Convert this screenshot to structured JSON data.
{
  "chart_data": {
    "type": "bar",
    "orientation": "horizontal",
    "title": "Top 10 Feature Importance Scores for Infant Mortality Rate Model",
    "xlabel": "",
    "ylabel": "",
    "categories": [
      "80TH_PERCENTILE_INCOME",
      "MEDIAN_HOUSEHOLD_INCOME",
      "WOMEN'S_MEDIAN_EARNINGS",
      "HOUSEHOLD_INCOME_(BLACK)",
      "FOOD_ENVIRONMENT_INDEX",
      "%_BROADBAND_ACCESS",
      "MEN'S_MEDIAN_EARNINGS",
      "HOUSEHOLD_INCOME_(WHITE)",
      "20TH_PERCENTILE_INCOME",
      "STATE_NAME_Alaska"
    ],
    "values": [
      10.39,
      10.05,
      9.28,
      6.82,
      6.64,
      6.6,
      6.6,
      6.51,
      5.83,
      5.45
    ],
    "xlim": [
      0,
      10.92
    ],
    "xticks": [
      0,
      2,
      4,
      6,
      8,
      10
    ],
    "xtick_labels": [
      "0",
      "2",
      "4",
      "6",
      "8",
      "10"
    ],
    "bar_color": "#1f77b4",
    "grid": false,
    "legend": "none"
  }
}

◇ ◇ ◇ ◇

■ **Problem to work on**
Produce an exact copy of the whole listing.

■ **The output**
Convert this screenshot to structured JSON data.
{
  "chart_data": {
    "type": "bar",
    "orientation": "horizontal",
    "title": "Top 10 Feature Importance Scores for Infant Mortality Rate Model",
    "xlabel": "",
    "ylabel": "",
    "categories": [
      "80TH_PERCENTILE_INCOME",
      "MEDIAN_HOUSEHOLD_INCOME",
      "WOMEN'S_MEDIAN_EARNINGS",
      "HOUSEHOLD_INCOME_(BLACK)",
      "FOOD_ENVIRONMENT_INDEX",
      "%_BROADBAND_ACCESS",
      "MEN'S_MEDIAN_EARNINGS",
      "HOUSEHOLD_INCOME_(WHITE)",
      "20TH_PERCENTILE_INCOME",
      "STATE_NAME_Alaska"
    ],
    "values": [
      10.39,
      10.05,
      9.28,
      6.82,
      6.64,
      6.6,
      6.6,
      6.51,
      5.83,
      5.45
    ],
    "xlim": [
      0,
      10.92
    ],
    "xticks": [
      0,
      2,
      4,
      6,
      8,
      10
    ],
    "xtick_labels": [
      "0",
      "2",
      "4",
      "6",
      "8",
      "10"
    ],
    "bar_color": "#1f77b4",
    "grid": false,
    "legend": "none"
  }
}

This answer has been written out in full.